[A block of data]
======
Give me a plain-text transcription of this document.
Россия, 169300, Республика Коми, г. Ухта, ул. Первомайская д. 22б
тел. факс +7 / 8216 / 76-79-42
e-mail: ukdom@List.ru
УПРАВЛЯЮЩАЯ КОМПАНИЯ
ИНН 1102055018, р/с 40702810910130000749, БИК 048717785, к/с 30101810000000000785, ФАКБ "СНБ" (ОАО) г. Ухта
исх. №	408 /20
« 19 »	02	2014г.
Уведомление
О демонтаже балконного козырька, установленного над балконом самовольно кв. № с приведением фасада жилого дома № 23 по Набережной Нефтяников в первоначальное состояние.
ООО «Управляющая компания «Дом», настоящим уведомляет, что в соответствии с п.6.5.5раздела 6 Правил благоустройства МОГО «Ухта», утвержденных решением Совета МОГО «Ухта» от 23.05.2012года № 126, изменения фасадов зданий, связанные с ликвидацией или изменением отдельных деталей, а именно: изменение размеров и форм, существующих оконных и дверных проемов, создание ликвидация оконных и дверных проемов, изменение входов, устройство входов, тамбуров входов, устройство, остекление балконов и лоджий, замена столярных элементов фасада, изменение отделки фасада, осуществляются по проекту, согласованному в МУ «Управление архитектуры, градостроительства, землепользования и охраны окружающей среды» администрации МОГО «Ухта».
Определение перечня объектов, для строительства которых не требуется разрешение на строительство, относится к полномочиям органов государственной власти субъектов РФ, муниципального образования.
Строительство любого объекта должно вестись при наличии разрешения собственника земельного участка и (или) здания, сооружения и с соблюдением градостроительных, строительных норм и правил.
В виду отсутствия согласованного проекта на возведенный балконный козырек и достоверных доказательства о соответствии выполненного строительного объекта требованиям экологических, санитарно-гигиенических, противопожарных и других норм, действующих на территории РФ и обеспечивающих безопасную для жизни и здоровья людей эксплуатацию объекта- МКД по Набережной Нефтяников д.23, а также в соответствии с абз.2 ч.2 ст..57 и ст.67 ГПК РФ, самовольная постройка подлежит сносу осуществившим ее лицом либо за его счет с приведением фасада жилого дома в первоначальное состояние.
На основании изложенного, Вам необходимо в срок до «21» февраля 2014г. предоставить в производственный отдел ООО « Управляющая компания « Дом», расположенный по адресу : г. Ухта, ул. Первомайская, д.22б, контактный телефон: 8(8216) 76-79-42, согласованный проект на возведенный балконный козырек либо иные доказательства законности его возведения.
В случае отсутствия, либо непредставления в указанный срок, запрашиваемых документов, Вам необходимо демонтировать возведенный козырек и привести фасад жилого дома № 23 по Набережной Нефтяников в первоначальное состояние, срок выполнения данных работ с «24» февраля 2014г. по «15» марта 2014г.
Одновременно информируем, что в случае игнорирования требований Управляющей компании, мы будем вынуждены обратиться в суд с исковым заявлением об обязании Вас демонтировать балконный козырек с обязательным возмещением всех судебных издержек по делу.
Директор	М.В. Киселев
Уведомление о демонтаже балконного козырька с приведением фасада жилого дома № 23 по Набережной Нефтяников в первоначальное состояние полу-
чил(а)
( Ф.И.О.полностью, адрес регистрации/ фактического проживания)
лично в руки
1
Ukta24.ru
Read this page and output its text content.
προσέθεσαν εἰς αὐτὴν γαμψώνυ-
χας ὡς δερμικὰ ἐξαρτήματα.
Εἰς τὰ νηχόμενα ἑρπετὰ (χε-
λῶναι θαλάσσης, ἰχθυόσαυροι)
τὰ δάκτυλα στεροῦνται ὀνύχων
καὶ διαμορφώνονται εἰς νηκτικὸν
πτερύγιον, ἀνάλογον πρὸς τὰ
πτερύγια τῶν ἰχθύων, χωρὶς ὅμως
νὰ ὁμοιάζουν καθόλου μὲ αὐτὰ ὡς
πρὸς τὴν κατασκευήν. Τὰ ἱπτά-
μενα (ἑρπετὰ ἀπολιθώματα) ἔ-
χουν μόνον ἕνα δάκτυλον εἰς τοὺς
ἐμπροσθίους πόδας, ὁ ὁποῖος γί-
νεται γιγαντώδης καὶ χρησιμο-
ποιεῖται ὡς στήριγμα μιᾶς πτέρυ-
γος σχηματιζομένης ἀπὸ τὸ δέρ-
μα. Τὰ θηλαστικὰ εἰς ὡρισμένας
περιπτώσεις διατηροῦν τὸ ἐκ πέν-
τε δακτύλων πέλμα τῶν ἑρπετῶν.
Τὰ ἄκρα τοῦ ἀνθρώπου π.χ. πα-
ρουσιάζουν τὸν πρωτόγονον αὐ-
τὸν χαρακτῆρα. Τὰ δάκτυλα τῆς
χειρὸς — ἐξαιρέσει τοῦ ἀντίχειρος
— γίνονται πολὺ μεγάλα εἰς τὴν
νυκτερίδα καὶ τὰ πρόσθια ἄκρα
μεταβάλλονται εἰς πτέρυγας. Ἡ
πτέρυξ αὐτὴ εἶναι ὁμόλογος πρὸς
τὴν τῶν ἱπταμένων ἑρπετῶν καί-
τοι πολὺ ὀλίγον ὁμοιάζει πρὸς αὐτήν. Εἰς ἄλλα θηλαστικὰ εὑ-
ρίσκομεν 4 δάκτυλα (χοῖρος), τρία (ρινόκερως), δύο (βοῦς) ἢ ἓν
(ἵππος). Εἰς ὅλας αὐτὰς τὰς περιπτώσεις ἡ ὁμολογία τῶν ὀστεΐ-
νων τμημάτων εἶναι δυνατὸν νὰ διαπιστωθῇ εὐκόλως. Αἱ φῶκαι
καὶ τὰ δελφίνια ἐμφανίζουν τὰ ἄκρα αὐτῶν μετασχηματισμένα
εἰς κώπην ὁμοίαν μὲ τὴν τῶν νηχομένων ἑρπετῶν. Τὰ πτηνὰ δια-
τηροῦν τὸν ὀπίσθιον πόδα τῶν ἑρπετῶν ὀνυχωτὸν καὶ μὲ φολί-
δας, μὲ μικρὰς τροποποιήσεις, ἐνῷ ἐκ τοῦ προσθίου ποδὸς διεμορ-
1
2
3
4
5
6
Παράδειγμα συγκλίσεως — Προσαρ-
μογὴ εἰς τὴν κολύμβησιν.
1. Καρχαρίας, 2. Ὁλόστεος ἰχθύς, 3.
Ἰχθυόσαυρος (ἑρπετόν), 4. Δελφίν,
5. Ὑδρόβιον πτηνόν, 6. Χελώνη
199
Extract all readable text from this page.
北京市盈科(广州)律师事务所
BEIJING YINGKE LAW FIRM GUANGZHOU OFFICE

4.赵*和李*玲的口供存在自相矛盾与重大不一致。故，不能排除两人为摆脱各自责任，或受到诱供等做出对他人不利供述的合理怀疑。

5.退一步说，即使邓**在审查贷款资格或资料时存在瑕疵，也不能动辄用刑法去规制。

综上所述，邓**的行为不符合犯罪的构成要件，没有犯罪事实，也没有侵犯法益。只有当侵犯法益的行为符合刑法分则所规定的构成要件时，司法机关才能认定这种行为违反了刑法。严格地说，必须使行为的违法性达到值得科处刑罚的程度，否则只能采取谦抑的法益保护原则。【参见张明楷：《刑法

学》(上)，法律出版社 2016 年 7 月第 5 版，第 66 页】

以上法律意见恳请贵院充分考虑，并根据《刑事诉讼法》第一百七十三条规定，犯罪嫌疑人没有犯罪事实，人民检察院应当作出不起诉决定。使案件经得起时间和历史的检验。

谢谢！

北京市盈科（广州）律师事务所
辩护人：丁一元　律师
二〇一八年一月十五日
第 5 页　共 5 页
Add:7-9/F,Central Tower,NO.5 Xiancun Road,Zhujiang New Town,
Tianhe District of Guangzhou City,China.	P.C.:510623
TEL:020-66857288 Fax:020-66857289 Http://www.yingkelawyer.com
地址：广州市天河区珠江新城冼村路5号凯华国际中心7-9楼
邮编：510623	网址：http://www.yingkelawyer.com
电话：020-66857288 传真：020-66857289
======
▸ PROBLEM
From the data above, gather every line that includes the word "θηλαστικὰ".

▸ RESULT FOR THIS EXERCISE
μα. Τὰ θηλαστικὰ εἰς ὡρισμένας
τοι πολὺ ὀλίγον ὁμοιάζει πρὸς αὐτήν. Εἰς ἄλλα θηλαστικὰ εὑ-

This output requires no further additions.